# What is expected
Can you arrange every line of the rows below as a JSON list of strings, one string per line and no blank lines? Leave the pictures out.

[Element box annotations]
*****
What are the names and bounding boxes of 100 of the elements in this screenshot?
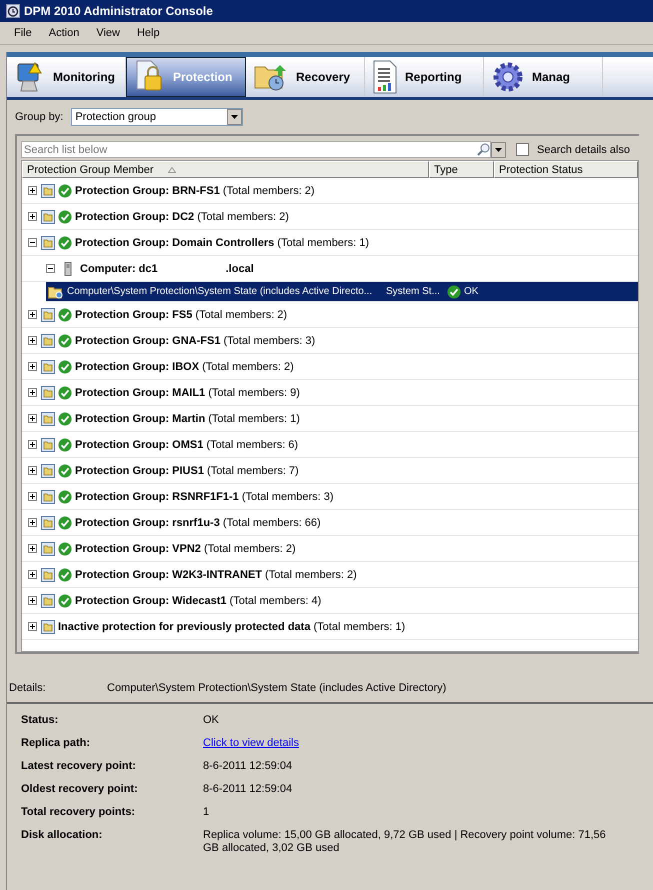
expand-icon[interactable] xyxy=(28,388,37,397)
clock-icon xyxy=(6,4,20,18)
status-ok-icon xyxy=(58,210,72,224)
column-header[interactable]: Protection Status xyxy=(494,161,638,178)
field-value: OK xyxy=(203,714,220,728)
dropdown-arrow-icon xyxy=(495,148,502,152)
status-ok-icon xyxy=(58,542,72,556)
expand-icon[interactable] xyxy=(28,466,37,475)
expand-icon[interactable] xyxy=(28,336,37,345)
expand-icon[interactable] xyxy=(28,186,37,195)
protection-group-icon xyxy=(41,236,55,250)
sort-icon xyxy=(168,166,176,172)
group-name: Protection Group: VPN2 (Total members: 2) xyxy=(75,542,296,554)
status-ok-icon xyxy=(58,184,72,198)
protection-group-icon xyxy=(41,516,55,530)
protection-group-icon xyxy=(41,412,55,426)
computer-name: Computer: dc1 .local xyxy=(80,262,254,274)
group-by-dropdown[interactable]: Protection group xyxy=(71,108,244,126)
expand-icon[interactable] xyxy=(28,414,37,423)
expand-icon[interactable] xyxy=(28,596,37,605)
field-label: Disk allocation: xyxy=(21,829,104,843)
window-title: DPM 2010 Administrator Console xyxy=(24,4,213,18)
field-label: Latest recovery point: xyxy=(21,760,137,774)
status-ok-icon xyxy=(58,490,72,504)
member-row[interactable]: Computer\System Protection\System State (includes Active Directo... System St... OK xyxy=(46,282,638,302)
expand-icon[interactable] xyxy=(28,518,37,527)
protection-group-icon xyxy=(41,360,55,374)
field-label: Replica path: xyxy=(21,737,92,751)
menu-item[interactable]: View xyxy=(96,27,120,39)
folder-clock-icon xyxy=(254,62,288,92)
menu-item[interactable]: File xyxy=(14,27,32,39)
group-name: Protection Group: MAIL1 (Total members: 9) xyxy=(75,386,300,398)
field-label: Total recovery points: xyxy=(21,806,136,820)
status-ok-icon xyxy=(58,308,72,322)
folder-icon xyxy=(48,284,64,298)
expand-icon[interactable] xyxy=(28,440,37,449)
collapse-icon[interactable] xyxy=(46,264,55,273)
group-name: Protection Group: DC2 (Total members: 2) xyxy=(75,210,289,222)
expand-icon[interactable] xyxy=(28,544,37,553)
group-name: Protection Group: rsnrf1u-3 (Total members: 66) xyxy=(75,516,321,528)
expand-icon[interactable] xyxy=(28,622,37,631)
field-label: Oldest recovery point: xyxy=(21,783,139,797)
status-ok-icon xyxy=(58,386,72,400)
protection-group-icon xyxy=(41,464,55,478)
group-name: Protection Group: FS5 (Total members: 2) xyxy=(75,308,288,320)
status-ok-icon xyxy=(58,568,72,582)
status-ok-icon xyxy=(58,438,72,452)
details-value: Computer\System Protection\System State (includes Active Directory) xyxy=(107,682,446,694)
group-name: Protection Group: Widecast1 (Total members: 4) xyxy=(75,594,322,606)
protection-group-icon xyxy=(41,620,55,634)
status-ok-icon xyxy=(58,236,72,250)
protection-group-icon xyxy=(41,334,55,348)
protection-group-icon xyxy=(41,568,55,582)
group-by-label: Group by: xyxy=(15,111,64,123)
field-value: 8-6-2011 12:59:04 xyxy=(203,783,294,797)
expand-icon[interactable] xyxy=(28,362,37,371)
link[interactable]: Click to view details xyxy=(203,737,623,760)
menu-item[interactable]: Action xyxy=(48,27,80,39)
group-name: Protection Group: RSNRF1F1-1 (Total members: 3) xyxy=(75,490,334,502)
protection-group-icon xyxy=(41,308,55,322)
member-name: Computer\System Protection\System State (includes Active Directo... xyxy=(67,286,374,297)
column-header[interactable]: Type xyxy=(429,161,494,178)
field-label: Status: xyxy=(21,714,60,728)
member-type: System St... xyxy=(386,286,441,297)
group-name: Protection Group: Martin (Total members: 1) xyxy=(75,412,300,424)
protection-group-icon xyxy=(41,438,55,452)
protection-group-icon xyxy=(41,542,55,556)
nav-tab[interactable]: Reporting xyxy=(365,57,484,97)
menu-item[interactable]: Help xyxy=(136,27,160,39)
gear-icon xyxy=(492,61,524,93)
column-header[interactable]: Protection Group Member xyxy=(22,161,429,178)
report-icon xyxy=(373,60,397,94)
nav-tab[interactable]: Monitoring xyxy=(7,57,126,97)
status-ok-icon xyxy=(58,360,72,374)
expand-icon[interactable] xyxy=(28,310,37,319)
expand-icon[interactable] xyxy=(28,492,37,501)
group-name: Protection Group: IBOX (Total members: 2) xyxy=(75,360,294,372)
group-name: Protection Group: PIUS1 (Total members: 7) xyxy=(75,464,299,476)
status-ok-icon xyxy=(58,464,72,478)
search-icon xyxy=(477,143,490,156)
details-label: Details: xyxy=(9,682,47,694)
status-ok-icon xyxy=(58,516,72,530)
checkbox[interactable] xyxy=(516,143,529,156)
group-name: Protection Group: Domain Controllers (Total members: 1) xyxy=(75,236,369,248)
checkbox-label: Search details also xyxy=(537,144,630,156)
protection-group-icon xyxy=(41,210,55,224)
expand-icon[interactable] xyxy=(28,570,37,579)
expand-icon[interactable] xyxy=(28,212,37,221)
nav-tab[interactable]: Manag xyxy=(484,57,603,97)
protection-group-icon xyxy=(41,386,55,400)
group-name: Inactive protection for previously protected data (Total members: 1) xyxy=(58,620,406,632)
status-ok-icon xyxy=(58,334,72,348)
member-status: OK xyxy=(464,286,478,297)
group-name: Protection Group: W2K3-INTRANET (Total members: 2) xyxy=(75,568,357,580)
field-value: Replica volume: 15,00 GB allocated, 9,72 GB used | Recovery point volume: 71,56 GB allocated, 3,02 GB used xyxy=(203,829,607,855)
collapse-icon[interactable] xyxy=(28,238,37,247)
nav-tab[interactable]: Recovery xyxy=(246,57,365,97)
group-name: Protection Group: OMS1 (Total members: 6) xyxy=(75,438,298,450)
group-name: Protection Group: GNA-FS1 (Total members: 3) xyxy=(75,334,316,346)
field-value: 8-6-2011 12:59:04 xyxy=(203,760,294,774)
*****
# Finished task
[
  "What are the names and bounding boxes of 100 of the elements in this screenshot?",
  "expand-icon[interactable] xyxy=(28,388,37,397)",
  "clock-icon xyxy=(6,4,20,18)",
  "status-ok-icon xyxy=(58,210,72,224)",
  "column-header[interactable]: Protection Status xyxy=(494,161,638,178)",
  "field-value: OK xyxy=(203,714,220,728)",
  "dropdown-arrow-icon xyxy=(495,148,502,152)",
  "status-ok-icon xyxy=(58,542,72,556)",
  "expand-icon[interactable] xyxy=(28,466,37,475)",
  "expand-icon[interactable] xyxy=(28,336,37,345)",
  "expand-icon[interactable] xyxy=(28,186,37,195)",
  "protection-group-icon xyxy=(41,236,55,250)",
  "sort-icon xyxy=(168,166,176,172)",
  "group-name: Protection Group: VPN2 (Total members: 2) xyxy=(75,542,296,554)",
  "status-ok-icon xyxy=(58,184,72,198)",
  "protection-group-icon xyxy=(41,516,55,530)",
  "protection-group-icon xyxy=(41,412,55,426)",
  "computer-name: Computer: dc1 .local xyxy=(80,262,254,274)",
  "group-by-dropdown[interactable]: Protection group xyxy=(71,108,244,126)",
  "expand-icon[interactable] xyxy=(28,414,37,423)",
  "expand-icon[interactable] xyxy=(28,596,37,605)",
  "field-label: Disk allocation: xyxy=(21,829,104,843)",
  "window-title: DPM 2010 Administrator Console xyxy=(24,4,213,18)",
  "field-label: Latest recovery point: xyxy=(21,760,137,774)",
  "status-ok-icon xyxy=(58,490,72,504)",
  "member-row[interactable]: Computer\\System Protection\\System State (includes Active Directo... System St... OK xyxy=(46,282,638,302)",
  "expand-icon[interactable] xyxy=(28,518,37,527)",
  "protection-group-icon xyxy=(41,360,55,374)",
  "field-label: Replica path: xyxy=(21,737,92,751)",
  "menu-item[interactable]: View xyxy=(96,27,120,39)",
  "folder-clock-icon xyxy=(254,62,288,92)",
  "menu-item[interactable]: File xyxy=(14,27,32,39)",
  "group-name: Protection Group: MAIL1 (Total members: 9) xyxy=(75,386,300,398)",
  "field-label: Total recovery points: xyxy=(21,806,136,820)",
  "status-ok-icon xyxy=(58,308,72,322)",
  "folder-icon xyxy=(48,284,64,298)",
  "expand-icon[interactable] xyxy=(28,440,37,449)",
  "collapse-icon[interactable] xyxy=(46,264,55,273)",
  "group-name: Protection Group: DC2 (Total members: 2) xyxy=(75,210,289,222)",
  "expand-icon[interactable] xyxy=(28,544,37,553)",
  "group-name: Protection Group: rsnrf1u-3 (Total members: 66) xyxy=(75,516,321,528)",
  "expand-icon[interactable] xyxy=(28,622,37,631)",
  "field-label: Oldest recovery point: xyxy=(21,783,139,797)",
  "status-ok-icon xyxy=(58,386,72,400)",
  "protection-group-icon xyxy=(41,464,55,478)",
  "group-name: Protection Group: FS5 (Total members: 2) xyxy=(75,308,288,320)",
  "status-ok-icon xyxy=(58,568,72,582)",
  "status-ok-icon xyxy=(58,438,72,452)",
  "details-value: Computer\\System Protection\\System State (includes Active Directory) xyxy=(107,682,446,694)",
  "group-name: Protection Group: Widecast1 (Total members: 4) xyxy=(75,594,322,606)",
  "protection-group-icon xyxy=(41,620,55,634)",
  "status-ok-icon xyxy=(58,236,72,250)",
  "protection-group-icon xyxy=(41,334,55,348)",
  "protection-group-icon xyxy=(41,568,55,582)",
  "group-by-label: Group by: xyxy=(15,111,64,123)",
  "field-value: 8-6-2011 12:59:04 xyxy=(203,783,294,797)",
  "expand-icon[interactable] xyxy=(28,362,37,371)",
  "link[interactable]: Click to view details xyxy=(203,737,623,760)",
  "menu-item[interactable]: Action xyxy=(48,27,80,39)",
  "group-name: Protection Group: RSNRF1F1-1 (Total members: 3) xyxy=(75,490,334,502)",
  "protection-group-icon xyxy=(41,308,55,322)",
  "member-name: Computer\\System Protection\\System State (includes Active Directo... xyxy=(67,286,374,297)",
  "column-header[interactable]: Type xyxy=(429,161,494,178)",
  "field-label: Status: xyxy=(21,714,60,728)",
  "member-type: System St... xyxy=(386,286,441,297)",
  "group-name: Protection Group: Martin (Total members: 1) xyxy=(75,412,300,424)",
  "protection-group-icon xyxy=(41,438,55,452)",
  "protection-group-icon xyxy=(41,542,55,556)",
  "nav-tab[interactable]: Reporting xyxy=(365,57,484,97)",
  "menu-item[interactable]: Help xyxy=(136,27,160,39)",
  "gear-icon xyxy=(492,61,524,93)",
  "column-header[interactable]: Protection Group Member xyxy=(22,161,429,178)",
  "report-icon xyxy=(373,60,397,94)",
  "nav-tab[interactable]: Monitoring xyxy=(7,57,126,97)",
  "status-ok-icon xyxy=(58,360,72,374)",
  "expand-icon[interactable] xyxy=(28,310,37,319)",
  "expand-icon[interactable] xyxy=(28,492,37,501)",
  "group-name: Protection Group: IBOX (Total members: 2) xyxy=(75,360,294,372)",
  "group-name: Protection Group: PIUS1 (Total members: 7) xyxy=(75,464,299,476)",
  "status-ok-icon xyxy=(58,464,72,478)",
  "search-icon xyxy=(477,143,490,156)",
  "details-label: Details: xyxy=(9,682,47,694)",
  "status-ok-icon xyxy=(58,516,72,530)",
  "checkbox[interactable] xyxy=(516,143,529,156)",
  "group-name: Protection Group: Domain Controllers (Total members: 1) xyxy=(75,236,369,248)",
  "checkbox-label: Search details also xyxy=(537,144,630,156)",
  "protection-group-icon xyxy=(41,210,55,224)",
  "expand-icon[interactable] xyxy=(28,570,37,579)",
  "expand-icon[interactable] xyxy=(28,212,37,221)",
  "nav-tab[interactable]: Manag xyxy=(484,57,603,97)",
  "protection-group-icon xyxy=(41,386,55,400)",
  "group-name: Inactive protection for previously protected data (Total members: 1) xyxy=(58,620,406,632)",
  "status-ok-icon xyxy=(58,334,72,348)",
  "member-status: OK xyxy=(464,286,478,297)",
  "group-name: Protection Group: W2K3-INTRANET (Total members: 2) xyxy=(75,568,357,580)",
  "field-value: Replica volume: 15,00 GB allocated, 9,72 GB used | Recovery point volume: 71,56 GB allocated, 3,02 GB used xyxy=(203,829,607,855)",
  "collapse-icon[interactable] xyxy=(28,238,37,247)",
  "nav-tab[interactable]: Recovery xyxy=(246,57,365,97)",
  "group-name: Protection Group: OMS1 (Total members: 6) xyxy=(75,438,298,450)",
  "group-name: Protection Group: GNA-FS1 (Total members: 3) xyxy=(75,334,316,346)",
  "field-value: 8-6-2011 12:59:04 xyxy=(203,760,294,774)"
]